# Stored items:
+ + +
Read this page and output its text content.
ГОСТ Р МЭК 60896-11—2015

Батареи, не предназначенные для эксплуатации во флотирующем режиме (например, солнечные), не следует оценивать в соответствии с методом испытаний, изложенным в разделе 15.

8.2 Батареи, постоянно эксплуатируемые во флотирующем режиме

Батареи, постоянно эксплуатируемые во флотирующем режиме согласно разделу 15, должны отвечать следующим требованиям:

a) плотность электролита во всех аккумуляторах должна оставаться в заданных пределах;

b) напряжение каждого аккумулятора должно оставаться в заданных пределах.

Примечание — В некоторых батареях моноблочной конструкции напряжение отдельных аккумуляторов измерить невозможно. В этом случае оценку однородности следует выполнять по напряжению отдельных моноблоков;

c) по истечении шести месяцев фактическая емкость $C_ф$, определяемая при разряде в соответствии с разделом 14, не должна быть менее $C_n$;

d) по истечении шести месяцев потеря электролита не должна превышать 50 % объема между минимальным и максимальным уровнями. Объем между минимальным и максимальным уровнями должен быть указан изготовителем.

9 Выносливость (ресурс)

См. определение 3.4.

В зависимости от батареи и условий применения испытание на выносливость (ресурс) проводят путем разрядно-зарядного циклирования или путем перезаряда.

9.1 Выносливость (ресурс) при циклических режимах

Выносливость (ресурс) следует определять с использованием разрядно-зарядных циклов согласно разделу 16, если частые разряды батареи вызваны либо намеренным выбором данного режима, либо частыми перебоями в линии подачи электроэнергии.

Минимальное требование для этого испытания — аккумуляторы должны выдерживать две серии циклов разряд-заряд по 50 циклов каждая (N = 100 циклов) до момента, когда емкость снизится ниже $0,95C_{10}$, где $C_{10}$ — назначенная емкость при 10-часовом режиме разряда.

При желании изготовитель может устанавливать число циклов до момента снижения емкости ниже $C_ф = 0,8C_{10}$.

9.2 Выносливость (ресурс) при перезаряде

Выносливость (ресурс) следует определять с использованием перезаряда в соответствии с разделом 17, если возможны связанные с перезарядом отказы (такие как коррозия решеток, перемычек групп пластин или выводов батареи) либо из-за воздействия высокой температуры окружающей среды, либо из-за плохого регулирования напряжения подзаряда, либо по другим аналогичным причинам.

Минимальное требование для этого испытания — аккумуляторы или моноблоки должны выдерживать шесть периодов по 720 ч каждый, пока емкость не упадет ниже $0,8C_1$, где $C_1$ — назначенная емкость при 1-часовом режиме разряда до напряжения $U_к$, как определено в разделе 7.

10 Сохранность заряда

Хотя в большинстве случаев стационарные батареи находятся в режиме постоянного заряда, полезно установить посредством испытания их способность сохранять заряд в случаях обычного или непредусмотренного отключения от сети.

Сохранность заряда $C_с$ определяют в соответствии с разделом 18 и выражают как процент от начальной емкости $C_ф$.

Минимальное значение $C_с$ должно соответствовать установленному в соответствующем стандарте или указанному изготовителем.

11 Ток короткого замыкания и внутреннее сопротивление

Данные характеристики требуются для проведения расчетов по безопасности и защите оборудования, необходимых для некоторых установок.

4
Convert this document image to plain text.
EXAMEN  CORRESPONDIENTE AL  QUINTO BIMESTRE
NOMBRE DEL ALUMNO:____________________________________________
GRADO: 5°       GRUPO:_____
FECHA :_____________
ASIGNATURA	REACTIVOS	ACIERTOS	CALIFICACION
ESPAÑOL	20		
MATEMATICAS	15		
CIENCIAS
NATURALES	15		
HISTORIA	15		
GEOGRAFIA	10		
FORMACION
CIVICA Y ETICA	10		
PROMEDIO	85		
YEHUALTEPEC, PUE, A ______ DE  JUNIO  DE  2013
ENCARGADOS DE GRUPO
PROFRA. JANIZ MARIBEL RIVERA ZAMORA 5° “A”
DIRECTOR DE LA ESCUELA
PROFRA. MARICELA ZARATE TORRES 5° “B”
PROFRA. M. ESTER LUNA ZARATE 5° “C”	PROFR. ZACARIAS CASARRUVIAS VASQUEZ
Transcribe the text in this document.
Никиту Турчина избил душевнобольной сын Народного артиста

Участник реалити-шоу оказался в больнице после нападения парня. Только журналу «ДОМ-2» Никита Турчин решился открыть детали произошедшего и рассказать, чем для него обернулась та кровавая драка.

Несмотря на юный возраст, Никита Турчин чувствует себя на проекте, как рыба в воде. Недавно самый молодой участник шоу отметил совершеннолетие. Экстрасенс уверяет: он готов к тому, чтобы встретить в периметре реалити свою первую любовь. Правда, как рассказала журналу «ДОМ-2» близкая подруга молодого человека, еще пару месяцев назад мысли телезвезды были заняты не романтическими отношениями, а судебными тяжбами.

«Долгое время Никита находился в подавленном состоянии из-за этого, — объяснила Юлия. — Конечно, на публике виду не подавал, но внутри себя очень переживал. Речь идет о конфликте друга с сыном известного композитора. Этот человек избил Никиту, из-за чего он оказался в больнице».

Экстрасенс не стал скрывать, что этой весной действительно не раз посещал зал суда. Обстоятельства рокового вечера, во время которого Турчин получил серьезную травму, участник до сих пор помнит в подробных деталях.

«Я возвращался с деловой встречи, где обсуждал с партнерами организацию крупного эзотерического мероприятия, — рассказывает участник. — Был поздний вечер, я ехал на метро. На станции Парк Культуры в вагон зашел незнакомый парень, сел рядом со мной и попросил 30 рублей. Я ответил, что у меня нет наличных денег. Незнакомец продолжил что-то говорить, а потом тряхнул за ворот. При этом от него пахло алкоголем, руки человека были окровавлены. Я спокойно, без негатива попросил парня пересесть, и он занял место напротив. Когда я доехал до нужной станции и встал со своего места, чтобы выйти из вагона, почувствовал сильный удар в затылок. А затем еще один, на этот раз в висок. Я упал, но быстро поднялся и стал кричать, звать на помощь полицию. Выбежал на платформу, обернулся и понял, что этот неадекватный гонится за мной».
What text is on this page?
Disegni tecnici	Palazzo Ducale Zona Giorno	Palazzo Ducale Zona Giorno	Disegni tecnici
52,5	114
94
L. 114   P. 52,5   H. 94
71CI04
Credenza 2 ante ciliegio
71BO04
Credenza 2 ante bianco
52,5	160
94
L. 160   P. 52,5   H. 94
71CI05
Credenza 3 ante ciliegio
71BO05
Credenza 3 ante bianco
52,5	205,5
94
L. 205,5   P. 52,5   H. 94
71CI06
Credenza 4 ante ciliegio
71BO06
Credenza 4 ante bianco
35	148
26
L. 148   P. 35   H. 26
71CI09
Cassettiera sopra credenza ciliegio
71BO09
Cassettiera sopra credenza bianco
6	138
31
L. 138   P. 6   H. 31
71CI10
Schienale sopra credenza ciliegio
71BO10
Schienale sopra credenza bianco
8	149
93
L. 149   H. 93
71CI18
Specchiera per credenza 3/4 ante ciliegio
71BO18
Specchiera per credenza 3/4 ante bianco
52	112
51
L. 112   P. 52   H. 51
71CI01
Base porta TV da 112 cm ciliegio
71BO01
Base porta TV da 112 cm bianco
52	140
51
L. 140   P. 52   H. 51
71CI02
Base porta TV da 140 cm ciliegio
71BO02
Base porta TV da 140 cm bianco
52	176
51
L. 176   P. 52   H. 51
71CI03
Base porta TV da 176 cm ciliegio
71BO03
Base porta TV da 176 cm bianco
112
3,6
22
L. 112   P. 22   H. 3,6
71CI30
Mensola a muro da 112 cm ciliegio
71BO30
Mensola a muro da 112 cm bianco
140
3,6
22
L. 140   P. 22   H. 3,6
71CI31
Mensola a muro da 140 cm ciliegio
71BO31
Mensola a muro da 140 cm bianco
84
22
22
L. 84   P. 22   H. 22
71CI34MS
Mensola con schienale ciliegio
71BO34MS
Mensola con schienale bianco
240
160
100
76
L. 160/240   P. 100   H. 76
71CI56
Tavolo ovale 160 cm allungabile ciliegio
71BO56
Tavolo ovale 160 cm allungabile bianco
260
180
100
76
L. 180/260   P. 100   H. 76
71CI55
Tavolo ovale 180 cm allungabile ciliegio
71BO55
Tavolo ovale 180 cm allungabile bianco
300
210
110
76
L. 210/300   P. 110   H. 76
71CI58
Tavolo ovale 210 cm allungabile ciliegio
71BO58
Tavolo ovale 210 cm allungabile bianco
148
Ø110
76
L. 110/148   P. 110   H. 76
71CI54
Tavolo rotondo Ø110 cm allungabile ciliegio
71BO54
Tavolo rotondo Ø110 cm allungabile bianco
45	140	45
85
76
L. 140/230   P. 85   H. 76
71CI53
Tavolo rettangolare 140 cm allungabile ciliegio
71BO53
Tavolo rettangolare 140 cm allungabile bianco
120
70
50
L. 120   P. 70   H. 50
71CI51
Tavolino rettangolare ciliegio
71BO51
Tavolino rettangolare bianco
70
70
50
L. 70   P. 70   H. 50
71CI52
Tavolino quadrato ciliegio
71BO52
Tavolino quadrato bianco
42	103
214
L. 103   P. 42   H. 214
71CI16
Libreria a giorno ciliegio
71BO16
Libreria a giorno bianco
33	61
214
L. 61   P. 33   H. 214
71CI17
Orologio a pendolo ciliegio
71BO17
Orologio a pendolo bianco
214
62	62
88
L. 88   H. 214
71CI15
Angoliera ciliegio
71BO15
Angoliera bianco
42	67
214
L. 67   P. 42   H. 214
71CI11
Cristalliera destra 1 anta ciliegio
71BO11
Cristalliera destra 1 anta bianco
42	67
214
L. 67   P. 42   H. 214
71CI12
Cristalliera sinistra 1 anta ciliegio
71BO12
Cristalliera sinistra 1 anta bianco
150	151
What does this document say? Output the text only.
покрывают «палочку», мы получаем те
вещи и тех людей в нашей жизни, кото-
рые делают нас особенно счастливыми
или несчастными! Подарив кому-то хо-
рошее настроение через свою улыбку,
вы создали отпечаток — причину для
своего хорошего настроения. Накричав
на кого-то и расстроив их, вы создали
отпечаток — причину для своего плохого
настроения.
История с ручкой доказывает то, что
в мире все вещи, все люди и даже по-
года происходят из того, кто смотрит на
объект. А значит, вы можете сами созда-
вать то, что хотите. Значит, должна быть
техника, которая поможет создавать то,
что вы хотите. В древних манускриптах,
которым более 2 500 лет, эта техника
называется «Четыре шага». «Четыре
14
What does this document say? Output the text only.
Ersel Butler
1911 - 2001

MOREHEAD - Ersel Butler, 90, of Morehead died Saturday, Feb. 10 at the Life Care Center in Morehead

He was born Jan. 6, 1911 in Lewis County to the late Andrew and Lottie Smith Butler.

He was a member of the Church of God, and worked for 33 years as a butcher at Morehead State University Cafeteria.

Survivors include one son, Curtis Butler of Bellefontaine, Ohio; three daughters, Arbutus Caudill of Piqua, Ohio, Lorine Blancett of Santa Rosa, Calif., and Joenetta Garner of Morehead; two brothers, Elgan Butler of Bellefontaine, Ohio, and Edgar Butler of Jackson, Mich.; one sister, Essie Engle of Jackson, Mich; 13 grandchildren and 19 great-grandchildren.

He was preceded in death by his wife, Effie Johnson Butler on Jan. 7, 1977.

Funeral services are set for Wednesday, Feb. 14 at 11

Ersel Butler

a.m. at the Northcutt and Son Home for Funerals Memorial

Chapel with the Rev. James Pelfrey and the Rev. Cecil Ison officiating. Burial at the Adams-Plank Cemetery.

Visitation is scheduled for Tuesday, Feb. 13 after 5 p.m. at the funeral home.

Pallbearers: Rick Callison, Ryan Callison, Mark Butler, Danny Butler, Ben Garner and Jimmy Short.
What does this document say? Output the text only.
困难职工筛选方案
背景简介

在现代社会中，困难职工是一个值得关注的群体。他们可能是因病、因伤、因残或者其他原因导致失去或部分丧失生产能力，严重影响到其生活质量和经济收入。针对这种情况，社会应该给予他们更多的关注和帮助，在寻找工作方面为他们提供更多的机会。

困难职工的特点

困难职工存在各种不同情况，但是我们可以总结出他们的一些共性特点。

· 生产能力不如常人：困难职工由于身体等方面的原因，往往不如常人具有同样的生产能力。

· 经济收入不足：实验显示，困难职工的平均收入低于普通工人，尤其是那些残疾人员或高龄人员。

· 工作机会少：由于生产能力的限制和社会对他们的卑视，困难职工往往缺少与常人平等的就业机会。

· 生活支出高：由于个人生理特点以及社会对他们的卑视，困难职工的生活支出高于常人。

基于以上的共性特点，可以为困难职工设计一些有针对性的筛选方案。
+ + +
# The request:
Filter the records above for lines containing the word "истечении", and copy those lines.

# Correct output:
c) по истечении шести месяцев фактическая емкость $C_ф$, определяемая при разряде в соответствии с разделом 14, не должна быть менее $C_n$;
d) по истечении шести месяцев потеря электролита не должна превышать 50 % объема между минимальным и максимальным уровнями. Объем между минимальным и максимальным уровнями должен быть указан изготовителем.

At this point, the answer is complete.